Goal of the exercise: Without the pictures, return each record as it appears.

Data excerpts:
------------

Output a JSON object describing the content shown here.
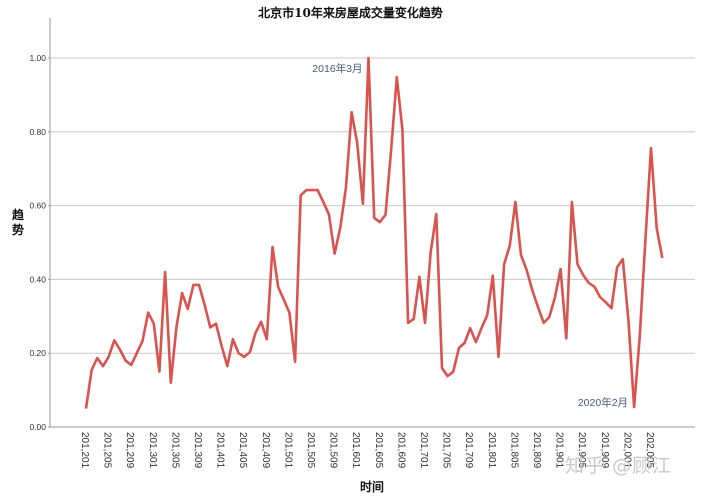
{
  "chart_data": {
    "type": "line",
    "title": "北京市10年来房屋成交量变化趋势",
    "xlabel": "时间",
    "ylabel": "趋势",
    "ylim": [
      0,
      1.1
    ],
    "yticks": [
      "0.00",
      "0.20",
      "0.40",
      "0.60",
      "0.80",
      "1.00"
    ],
    "ytick_values": [
      0,
      0.2,
      0.4,
      0.6,
      0.8,
      1.0
    ],
    "grid": "horizontal",
    "line_color": "#d9534f",
    "xtick_labels": [
      "201,201",
      "201,205",
      "201,209",
      "201,301",
      "201,305",
      "201,309",
      "201,401",
      "201,405",
      "201,409",
      "201,501",
      "201,505",
      "201,509",
      "201,601",
      "201,605",
      "201,609",
      "201,701",
      "201,705",
      "201,709",
      "201,801",
      "201,805",
      "201,809",
      "201,901",
      "201,905",
      "201,909",
      "202,001",
      "202,005"
    ],
    "annotations": [
      {
        "text": "2016年3月",
        "index": 50
      },
      {
        "text": "2020年2月",
        "index": 97
      }
    ],
    "series": [
      {
        "name": "趋势",
        "start": "2012-01",
        "values": [
          0.05,
          0.155,
          0.187,
          0.165,
          0.19,
          0.235,
          0.21,
          0.18,
          0.168,
          0.2,
          0.233,
          0.31,
          0.28,
          0.15,
          0.42,
          0.12,
          0.27,
          0.363,
          0.32,
          0.385,
          0.385,
          0.33,
          0.27,
          0.28,
          0.22,
          0.165,
          0.238,
          0.2,
          0.19,
          0.203,
          0.255,
          0.285,
          0.238,
          0.488,
          0.38,
          0.345,
          0.31,
          0.177,
          0.628,
          0.642,
          0.642,
          0.642,
          0.61,
          0.575,
          0.47,
          0.54,
          0.648,
          0.853,
          0.77,
          0.605,
          1.0,
          0.567,
          0.555,
          0.575,
          0.75,
          0.948,
          0.806,
          0.282,
          0.293,
          0.407,
          0.282,
          0.474,
          0.577,
          0.16,
          0.138,
          0.15,
          0.214,
          0.228,
          0.268,
          0.23,
          0.268,
          0.303,
          0.41,
          0.19,
          0.441,
          0.492,
          0.61,
          0.466,
          0.425,
          0.37,
          0.325,
          0.282,
          0.298,
          0.352,
          0.428,
          0.24,
          0.61,
          0.441,
          0.412,
          0.39,
          0.38,
          0.352,
          0.338,
          0.322,
          0.433,
          0.455,
          0.29,
          0.054,
          0.244,
          0.507,
          0.756,
          0.539,
          0.458
        ]
      }
    ]
  },
  "watermark": "知乎 @顾江"
}
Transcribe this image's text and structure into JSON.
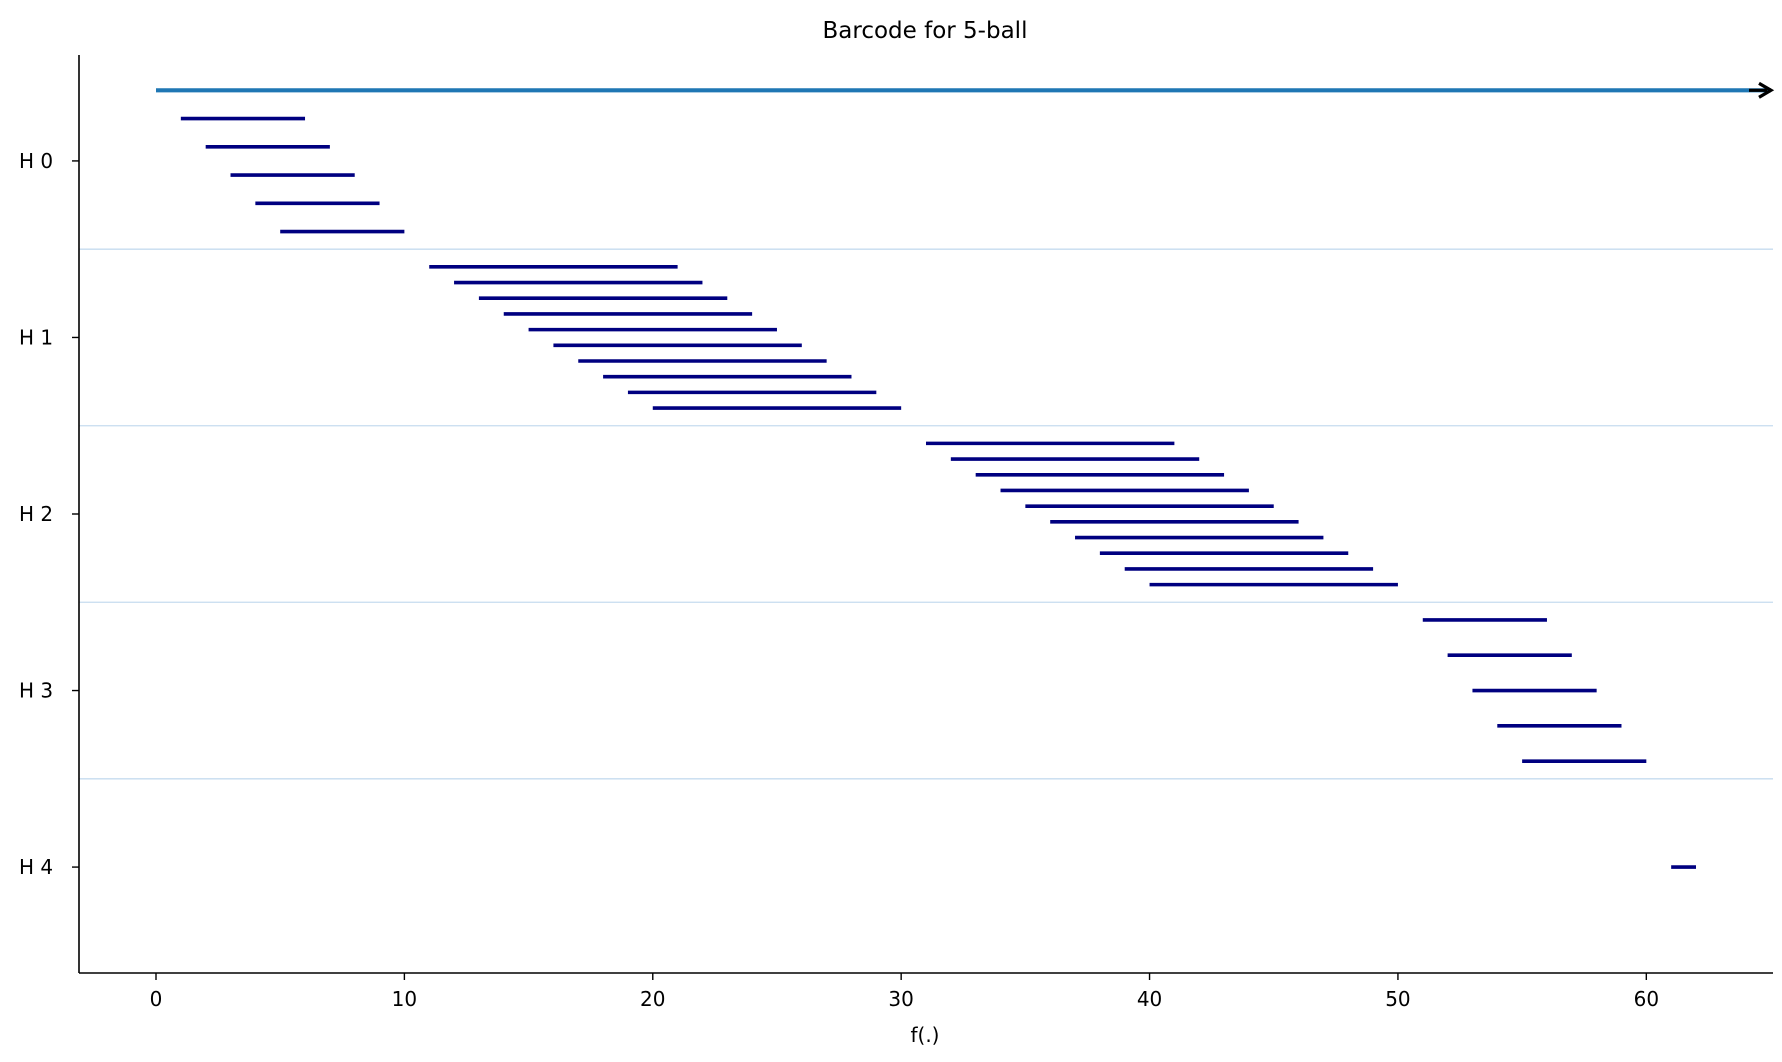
{
  "chart_data": {
    "type": "barcode",
    "title": "Barcode for 5-ball",
    "xlabel": "f(.)",
    "ylabel": "",
    "xlim": [
      -3.1,
      65.1
    ],
    "xticks": [
      0,
      10,
      20,
      30,
      40,
      50,
      60
    ],
    "ylim": [
      -4.6,
      0.6
    ],
    "grid": false,
    "legend": "none",
    "groups": [
      {
        "label": "H 0",
        "color": "#000080",
        "intervals": [
          {
            "birth": 0,
            "death": "infinity",
            "color": "#1f77b4"
          },
          {
            "birth": 1,
            "death": 6
          },
          {
            "birth": 2,
            "death": 7
          },
          {
            "birth": 3,
            "death": 8
          },
          {
            "birth": 4,
            "death": 9
          },
          {
            "birth": 5,
            "death": 10
          }
        ]
      },
      {
        "label": "H 1",
        "color": "#000080",
        "intervals": [
          {
            "birth": 11,
            "death": 21
          },
          {
            "birth": 12,
            "death": 22
          },
          {
            "birth": 13,
            "death": 23
          },
          {
            "birth": 14,
            "death": 24
          },
          {
            "birth": 15,
            "death": 25
          },
          {
            "birth": 16,
            "death": 26
          },
          {
            "birth": 17,
            "death": 27
          },
          {
            "birth": 18,
            "death": 28
          },
          {
            "birth": 19,
            "death": 29
          },
          {
            "birth": 20,
            "death": 30
          }
        ]
      },
      {
        "label": "H 2",
        "color": "#000080",
        "intervals": [
          {
            "birth": 31,
            "death": 41
          },
          {
            "birth": 32,
            "death": 42
          },
          {
            "birth": 33,
            "death": 43
          },
          {
            "birth": 34,
            "death": 44
          },
          {
            "birth": 35,
            "death": 45
          },
          {
            "birth": 36,
            "death": 46
          },
          {
            "birth": 37,
            "death": 47
          },
          {
            "birth": 38,
            "death": 48
          },
          {
            "birth": 39,
            "death": 49
          },
          {
            "birth": 40,
            "death": 50
          }
        ]
      },
      {
        "label": "H 3",
        "color": "#000080",
        "intervals": [
          {
            "birth": 51,
            "death": 56
          },
          {
            "birth": 52,
            "death": 57
          },
          {
            "birth": 53,
            "death": 58
          },
          {
            "birth": 54,
            "death": 59
          },
          {
            "birth": 55,
            "death": 60
          }
        ]
      },
      {
        "label": "H 4",
        "color": "#000080",
        "intervals": [
          {
            "birth": 61,
            "death": 62
          }
        ]
      }
    ],
    "separator_color": "#c6dbef",
    "axis_color": "#000000"
  }
}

------------

Result below:
Output a JSON object describing the content shown here.
{
  "chart_data": {
    "type": "line",
    "title": "北京市10年来房屋成交量变化趋势",
    "xlabel": "时间",
    "ylabel": "趋势",
    "ylim": [
      0,
      1.1
    ],
    "yticks": [
      "0.00",
      "0.20",
      "0.40",
      "0.60",
      "0.80",
      "1.00"
    ],
    "ytick_values": [
      0,
      0.2,
      0.4,
      0.6,
      0.8,
      1.0
    ],
    "grid": "horizontal",
    "line_color": "#d9534f",
    "xtick_labels": [
      "201,201",
      "201,205",
      "201,209",
      "201,301",
      "201,305",
      "201,309",
      "201,401",
      "201,405",
      "201,409",
      "201,501",
      "201,505",
      "201,509",
      "201,601",
      "201,605",
      "201,609",
      "201,701",
      "201,705",
      "201,709",
      "201,801",
      "201,805",
      "201,809",
      "201,901",
      "201,905",
      "201,909",
      "202,001",
      "202,005"
    ],
    "annotations": [
      {
        "text": "2016年3月",
        "index": 50
      },
      {
        "text": "2020年2月",
        "index": 97
      }
    ],
    "series": [
      {
        "name": "趋势",
        "start": "2012-01",
        "values": [
          0.05,
          0.155,
          0.187,
          0.165,
          0.19,
          0.235,
          0.21,
          0.18,
          0.168,
          0.2,
          0.233,
          0.31,
          0.28,
          0.15,
          0.42,
          0.12,
          0.27,
          0.363,
          0.32,
          0.385,
          0.385,
          0.33,
          0.27,
          0.28,
          0.22,
          0.165,
          0.238,
          0.2,
          0.19,
          0.203,
          0.255,
          0.285,
          0.238,
          0.488,
          0.38,
          0.345,
          0.31,
          0.177,
          0.628,
          0.642,
          0.642,
          0.642,
          0.61,
          0.575,
          0.47,
          0.54,
          0.648,
          0.853,
          0.77,
          0.605,
          1.0,
          0.567,
          0.555,
          0.575,
          0.75,
          0.948,
          0.806,
          0.282,
          0.293,
          0.407,
          0.282,
          0.474,
          0.577,
          0.16,
          0.138,
          0.15,
          0.214,
          0.228,
          0.268,
          0.23,
          0.268,
          0.303,
          0.41,
          0.19,
          0.441,
          0.492,
          0.61,
          0.466,
          0.425,
          0.37,
          0.325,
          0.282,
          0.298,
          0.352,
          0.428,
          0.24,
          0.61,
          0.441,
          0.412,
          0.39,
          0.38,
          0.352,
          0.338,
          0.322,
          0.433,
          0.455,
          0.29,
          0.054,
          0.244,
          0.507,
          0.756,
          0.539,
          0.458
        ]
      }
    ]
  },
  "watermark": "知乎 @顾江"
}
Transcribe this image's text and structure into JSON.
{
  "chart_data": {
    "type": "barcode",
    "title": "Barcode for 5-ball",
    "xlabel": "f(.)",
    "ylabel": "",
    "xlim": [
      -3.1,
      65.1
    ],
    "xticks": [
      0,
      10,
      20,
      30,
      40,
      50,
      60
    ],
    "ylim": [
      -4.6,
      0.6
    ],
    "grid": false,
    "legend": "none",
    "groups": [
      {
        "label": "H 0",
        "color": "#000080",
        "intervals": [
          {
            "birth": 0,
            "death": "infinity",
            "color": "#1f77b4"
          },
          {
            "birth": 1,
            "death": 6
          },
          {
            "birth": 2,
            "death": 7
          },
          {
            "birth": 3,
            "death": 8
          },
          {
            "birth": 4,
            "death": 9
          },
          {
            "birth": 5,
            "death": 10
          }
        ]
      },
      {
        "label": "H 1",
        "color": "#000080",
        "intervals": [
          {
            "birth": 11,
            "death": 21
          },
          {
            "birth": 12,
            "death": 22
          },
          {
            "birth": 13,
            "death": 23
          },
          {
            "birth": 14,
            "death": 24
          },
          {
            "birth": 15,
            "death": 25
          },
          {
            "birth": 16,
            "death": 26
          },
          {
            "birth": 17,
            "death": 27
          },
          {
            "birth": 18,
            "death": 28
          },
          {
            "birth": 19,
            "death": 29
          },
          {
            "birth": 20,
            "death": 30
          }
        ]
      },
      {
        "label": "H 2",
        "color": "#000080",
        "intervals": [
          {
            "birth": 31,
            "death": 41
          },
          {
            "birth": 32,
            "death": 42
          },
          {
            "birth": 33,
            "death": 43
          },
          {
            "birth": 34,
            "death": 44
          },
          {
            "birth": 35,
            "death": 45
          },
          {
            "birth": 36,
            "death": 46
          },
          {
            "birth": 37,
            "death": 47
          },
          {
            "birth": 38,
            "death": 48
          },
          {
            "birth": 39,
            "death": 49
          },
          {
            "birth": 40,
            "death": 50
          }
        ]
      },
      {
        "label": "H 3",
        "color": "#000080",
        "intervals": [
          {
            "birth": 51,
            "death": 56
          },
          {
            "birth": 52,
            "death": 57
          },
          {
            "birth": 53,
            "death": 58
          },
          {
            "birth": 54,
            "death": 59
          },
          {
            "birth": 55,
            "death": 60
          }
        ]
      },
      {
        "label": "H 4",
        "color": "#000080",
        "intervals": [
          {
            "birth": 61,
            "death": 62
          }
        ]
      }
    ],
    "separator_color": "#c6dbef",
    "axis_color": "#000000"
  }
}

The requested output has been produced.